MATERIALS PROVIDED:
+++++
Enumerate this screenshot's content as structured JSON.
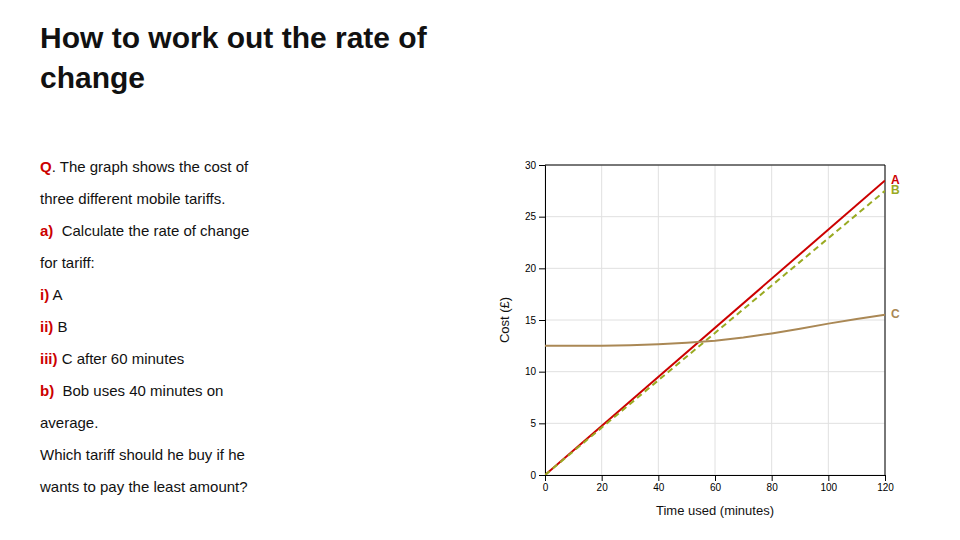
{
  "chart_data": {
    "type": "line",
    "title": [
      "How to work out the rate of",
      "change"
    ],
    "annotations": [
      [
        {
          "text": "Q",
          "color": "#cc0000",
          "bold": true
        },
        {
          "text": ". The graph shows the cost of",
          "color": "#111111",
          "bold": false
        }
      ],
      [
        {
          "text": "three different mobile tariffs.",
          "color": "#111111",
          "bold": false
        }
      ],
      [
        {
          "text": "a)",
          "color": "#cc0000",
          "bold": true
        },
        {
          "text": "  Calculate the rate of change",
          "color": "#111111",
          "bold": false
        }
      ],
      [
        {
          "text": "for tariff:",
          "color": "#111111",
          "bold": false
        }
      ],
      [
        {
          "text": "i)",
          "color": "#cc0000",
          "bold": true
        },
        {
          "text": " A",
          "color": "#111111",
          "bold": false
        }
      ],
      [
        {
          "text": "ii)",
          "color": "#cc0000",
          "bold": true
        },
        {
          "text": " B",
          "color": "#111111",
          "bold": false
        }
      ],
      [
        {
          "text": "iii)",
          "color": "#cc0000",
          "bold": true
        },
        {
          "text": " C after 60 minutes",
          "color": "#111111",
          "bold": false
        }
      ],
      [
        {
          "text": "b)",
          "color": "#cc0000",
          "bold": true
        },
        {
          "text": "  Bob uses 40 minutes on",
          "color": "#111111",
          "bold": false
        }
      ],
      [
        {
          "text": "average.",
          "color": "#111111",
          "bold": false
        }
      ],
      [
        {
          "text": "Which tariff should he buy if he",
          "color": "#111111",
          "bold": false
        }
      ],
      [
        {
          "text": "wants to pay the least amount?",
          "color": "#111111",
          "bold": false
        }
      ]
    ],
    "x_label": "Time used (minutes)",
    "y_label": "Cost (£)",
    "xlim": [
      0,
      120
    ],
    "ylim": [
      0,
      30
    ],
    "xticks": [
      0,
      20,
      40,
      60,
      80,
      100,
      120
    ],
    "yticks": [
      0,
      5,
      10,
      15,
      20,
      25,
      30
    ],
    "grid": true,
    "series": [
      {
        "name": "A",
        "color": "#cc0000",
        "line_style": "solid",
        "x": [
          0,
          120
        ],
        "values": [
          0,
          28.5
        ]
      },
      {
        "name": "B",
        "color": "#99aa22",
        "line_style": "dashed",
        "x": [
          0,
          120
        ],
        "values": [
          0,
          27.5
        ]
      },
      {
        "name": "C",
        "color": "#aa8855",
        "line_style": "solid",
        "x": [
          0,
          10,
          20,
          30,
          40,
          50,
          60,
          70,
          80,
          90,
          100,
          110,
          120
        ],
        "values": [
          12.5,
          12.5,
          12.5,
          12.55,
          12.65,
          12.8,
          13.0,
          13.3,
          13.7,
          14.15,
          14.65,
          15.1,
          15.5
        ]
      }
    ]
  }
}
+++++
PROBLEM DETAILS:
The required answer is a single number: the count of lines in the entries that hold the string "minutes".

FINAL ANSWER:
3